■ Task prompt ■
Scan the records for the string "volume"; copy each line where it occurs.

[Records from a dataset]
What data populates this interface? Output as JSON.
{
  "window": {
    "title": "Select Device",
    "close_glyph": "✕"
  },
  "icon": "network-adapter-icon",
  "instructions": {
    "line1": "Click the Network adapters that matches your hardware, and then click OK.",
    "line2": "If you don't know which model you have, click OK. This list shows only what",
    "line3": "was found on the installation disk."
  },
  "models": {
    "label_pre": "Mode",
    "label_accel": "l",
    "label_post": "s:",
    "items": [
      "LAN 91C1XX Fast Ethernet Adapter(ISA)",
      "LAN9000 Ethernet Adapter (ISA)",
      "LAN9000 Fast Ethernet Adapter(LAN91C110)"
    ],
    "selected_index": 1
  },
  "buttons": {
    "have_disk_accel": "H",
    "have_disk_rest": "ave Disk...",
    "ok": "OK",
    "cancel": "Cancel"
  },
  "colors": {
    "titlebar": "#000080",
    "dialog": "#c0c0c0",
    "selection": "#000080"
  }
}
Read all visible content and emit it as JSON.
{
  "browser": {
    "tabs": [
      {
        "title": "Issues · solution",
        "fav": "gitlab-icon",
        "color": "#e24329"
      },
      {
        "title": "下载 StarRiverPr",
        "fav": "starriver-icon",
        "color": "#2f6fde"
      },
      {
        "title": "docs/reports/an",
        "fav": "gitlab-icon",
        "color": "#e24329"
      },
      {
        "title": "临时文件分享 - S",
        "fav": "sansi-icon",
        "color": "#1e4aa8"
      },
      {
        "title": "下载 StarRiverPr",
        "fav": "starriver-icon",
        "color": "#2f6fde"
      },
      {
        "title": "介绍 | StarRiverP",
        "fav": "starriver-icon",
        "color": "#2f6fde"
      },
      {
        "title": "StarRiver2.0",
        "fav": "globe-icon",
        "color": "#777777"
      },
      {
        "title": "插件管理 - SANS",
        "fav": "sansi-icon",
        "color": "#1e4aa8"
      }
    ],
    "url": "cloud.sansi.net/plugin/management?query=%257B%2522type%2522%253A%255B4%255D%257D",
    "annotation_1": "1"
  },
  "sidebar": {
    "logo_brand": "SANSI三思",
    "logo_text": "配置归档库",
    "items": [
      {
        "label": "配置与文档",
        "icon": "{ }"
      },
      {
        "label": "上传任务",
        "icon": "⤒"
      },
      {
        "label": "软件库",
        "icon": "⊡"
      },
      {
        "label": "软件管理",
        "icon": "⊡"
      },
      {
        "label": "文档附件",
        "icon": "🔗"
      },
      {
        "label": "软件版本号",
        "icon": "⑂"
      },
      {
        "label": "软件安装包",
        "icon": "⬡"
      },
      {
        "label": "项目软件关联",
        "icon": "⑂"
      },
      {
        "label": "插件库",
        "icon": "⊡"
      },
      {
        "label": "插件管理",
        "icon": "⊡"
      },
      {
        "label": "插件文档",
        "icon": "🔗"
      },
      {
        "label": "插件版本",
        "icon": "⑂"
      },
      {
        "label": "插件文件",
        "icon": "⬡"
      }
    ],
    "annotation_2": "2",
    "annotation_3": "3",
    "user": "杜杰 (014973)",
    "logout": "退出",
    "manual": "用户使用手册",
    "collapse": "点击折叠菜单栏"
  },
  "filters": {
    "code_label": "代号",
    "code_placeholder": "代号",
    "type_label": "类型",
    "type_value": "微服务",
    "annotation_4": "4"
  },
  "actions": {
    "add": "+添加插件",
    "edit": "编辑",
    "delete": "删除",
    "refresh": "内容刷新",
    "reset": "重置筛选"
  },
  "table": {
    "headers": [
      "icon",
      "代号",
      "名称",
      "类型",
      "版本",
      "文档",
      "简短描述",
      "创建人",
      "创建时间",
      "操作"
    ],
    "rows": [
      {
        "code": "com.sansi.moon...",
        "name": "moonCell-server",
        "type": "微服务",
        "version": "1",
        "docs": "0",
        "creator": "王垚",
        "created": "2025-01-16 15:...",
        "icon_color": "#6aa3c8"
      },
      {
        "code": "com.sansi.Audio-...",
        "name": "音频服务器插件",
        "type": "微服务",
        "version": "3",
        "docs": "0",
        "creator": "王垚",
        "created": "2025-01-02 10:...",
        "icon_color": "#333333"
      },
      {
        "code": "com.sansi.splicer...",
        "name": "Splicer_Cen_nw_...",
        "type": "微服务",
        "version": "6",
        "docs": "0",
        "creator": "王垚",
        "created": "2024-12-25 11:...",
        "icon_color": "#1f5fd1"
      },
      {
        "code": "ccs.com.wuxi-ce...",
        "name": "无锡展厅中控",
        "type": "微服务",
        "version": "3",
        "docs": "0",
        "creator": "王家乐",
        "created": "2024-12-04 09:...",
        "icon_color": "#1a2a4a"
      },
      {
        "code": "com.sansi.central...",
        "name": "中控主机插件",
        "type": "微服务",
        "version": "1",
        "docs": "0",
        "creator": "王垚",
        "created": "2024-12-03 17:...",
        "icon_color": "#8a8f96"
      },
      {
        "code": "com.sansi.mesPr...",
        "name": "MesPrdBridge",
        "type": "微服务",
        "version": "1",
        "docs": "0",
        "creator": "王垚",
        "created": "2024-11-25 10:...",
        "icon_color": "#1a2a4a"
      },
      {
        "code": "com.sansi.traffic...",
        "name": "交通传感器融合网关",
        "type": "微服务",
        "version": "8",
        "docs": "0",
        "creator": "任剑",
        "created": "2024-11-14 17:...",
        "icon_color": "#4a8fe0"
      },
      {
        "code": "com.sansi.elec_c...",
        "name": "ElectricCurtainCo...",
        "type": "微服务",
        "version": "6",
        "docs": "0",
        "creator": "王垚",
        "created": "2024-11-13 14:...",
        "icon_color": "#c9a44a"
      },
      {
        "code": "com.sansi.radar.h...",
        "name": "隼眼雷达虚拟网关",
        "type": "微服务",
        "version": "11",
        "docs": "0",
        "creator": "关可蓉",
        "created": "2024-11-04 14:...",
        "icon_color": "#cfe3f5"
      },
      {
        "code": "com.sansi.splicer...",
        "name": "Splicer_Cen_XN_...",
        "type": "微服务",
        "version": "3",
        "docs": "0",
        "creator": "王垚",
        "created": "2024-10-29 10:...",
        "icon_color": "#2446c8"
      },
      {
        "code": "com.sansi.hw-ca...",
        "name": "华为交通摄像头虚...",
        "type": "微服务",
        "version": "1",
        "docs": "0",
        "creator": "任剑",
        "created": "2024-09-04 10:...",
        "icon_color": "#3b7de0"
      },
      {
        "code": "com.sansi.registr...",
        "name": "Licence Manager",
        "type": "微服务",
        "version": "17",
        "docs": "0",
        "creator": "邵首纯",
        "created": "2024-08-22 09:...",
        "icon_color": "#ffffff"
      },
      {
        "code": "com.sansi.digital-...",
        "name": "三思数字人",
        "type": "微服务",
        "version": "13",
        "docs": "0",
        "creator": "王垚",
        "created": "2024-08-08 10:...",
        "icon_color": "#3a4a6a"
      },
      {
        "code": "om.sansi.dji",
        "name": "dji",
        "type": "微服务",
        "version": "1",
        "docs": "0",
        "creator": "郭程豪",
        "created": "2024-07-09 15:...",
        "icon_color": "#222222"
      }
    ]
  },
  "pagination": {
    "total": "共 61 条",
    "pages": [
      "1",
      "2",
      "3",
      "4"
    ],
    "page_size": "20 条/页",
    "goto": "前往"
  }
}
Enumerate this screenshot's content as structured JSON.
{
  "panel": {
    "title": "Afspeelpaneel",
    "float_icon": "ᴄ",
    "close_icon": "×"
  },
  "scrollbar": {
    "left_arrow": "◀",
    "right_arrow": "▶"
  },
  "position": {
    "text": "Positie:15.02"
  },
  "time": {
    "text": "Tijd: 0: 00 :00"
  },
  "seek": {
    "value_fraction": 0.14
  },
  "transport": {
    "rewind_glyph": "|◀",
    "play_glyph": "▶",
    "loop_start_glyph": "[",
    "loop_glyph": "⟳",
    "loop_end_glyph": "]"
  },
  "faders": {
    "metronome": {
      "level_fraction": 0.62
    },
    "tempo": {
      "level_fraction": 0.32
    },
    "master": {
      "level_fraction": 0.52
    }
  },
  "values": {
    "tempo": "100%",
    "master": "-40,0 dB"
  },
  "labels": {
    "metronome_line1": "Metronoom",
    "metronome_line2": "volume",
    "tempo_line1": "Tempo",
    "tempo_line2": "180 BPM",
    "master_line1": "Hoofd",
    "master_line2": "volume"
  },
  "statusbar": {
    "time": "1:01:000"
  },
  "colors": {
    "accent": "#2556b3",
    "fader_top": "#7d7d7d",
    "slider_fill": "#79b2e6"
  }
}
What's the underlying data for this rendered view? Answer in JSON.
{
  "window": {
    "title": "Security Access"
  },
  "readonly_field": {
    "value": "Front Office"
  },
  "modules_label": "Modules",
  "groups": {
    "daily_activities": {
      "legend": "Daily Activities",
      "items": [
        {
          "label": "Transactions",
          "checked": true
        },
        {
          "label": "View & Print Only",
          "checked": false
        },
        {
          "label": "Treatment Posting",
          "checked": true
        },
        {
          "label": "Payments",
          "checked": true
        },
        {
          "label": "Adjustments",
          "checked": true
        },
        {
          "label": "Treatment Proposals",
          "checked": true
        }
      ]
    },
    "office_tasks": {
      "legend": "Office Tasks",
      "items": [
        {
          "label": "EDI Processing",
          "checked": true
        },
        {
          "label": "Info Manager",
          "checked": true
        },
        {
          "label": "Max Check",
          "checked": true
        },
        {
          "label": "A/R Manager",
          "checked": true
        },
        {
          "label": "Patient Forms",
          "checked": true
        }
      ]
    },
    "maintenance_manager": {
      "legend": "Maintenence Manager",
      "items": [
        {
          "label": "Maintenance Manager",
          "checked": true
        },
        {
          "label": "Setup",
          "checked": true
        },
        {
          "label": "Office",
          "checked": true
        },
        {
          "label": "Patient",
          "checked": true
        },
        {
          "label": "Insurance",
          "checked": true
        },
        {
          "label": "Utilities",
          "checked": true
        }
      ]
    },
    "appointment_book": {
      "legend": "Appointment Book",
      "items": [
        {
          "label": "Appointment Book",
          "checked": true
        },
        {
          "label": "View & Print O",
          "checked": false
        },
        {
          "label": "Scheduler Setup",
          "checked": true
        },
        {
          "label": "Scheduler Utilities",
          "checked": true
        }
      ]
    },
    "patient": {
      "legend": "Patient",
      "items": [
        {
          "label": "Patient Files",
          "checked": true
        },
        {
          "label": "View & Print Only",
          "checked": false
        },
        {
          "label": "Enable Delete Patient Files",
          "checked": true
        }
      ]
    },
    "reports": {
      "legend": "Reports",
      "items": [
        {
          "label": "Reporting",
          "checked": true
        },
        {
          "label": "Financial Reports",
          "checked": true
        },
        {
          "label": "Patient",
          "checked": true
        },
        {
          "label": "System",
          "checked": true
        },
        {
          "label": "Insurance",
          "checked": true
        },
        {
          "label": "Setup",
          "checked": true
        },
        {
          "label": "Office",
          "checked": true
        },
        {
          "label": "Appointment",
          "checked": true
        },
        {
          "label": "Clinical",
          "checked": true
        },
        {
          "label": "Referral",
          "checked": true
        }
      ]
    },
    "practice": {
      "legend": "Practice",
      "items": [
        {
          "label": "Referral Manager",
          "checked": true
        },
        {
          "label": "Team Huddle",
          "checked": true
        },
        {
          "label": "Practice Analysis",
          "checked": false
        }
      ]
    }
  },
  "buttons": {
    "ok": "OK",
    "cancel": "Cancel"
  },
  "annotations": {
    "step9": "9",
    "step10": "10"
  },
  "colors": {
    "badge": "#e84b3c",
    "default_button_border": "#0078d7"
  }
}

■ Task response ■
    "metronome_line2": "volume",
    "master_line2": "volume"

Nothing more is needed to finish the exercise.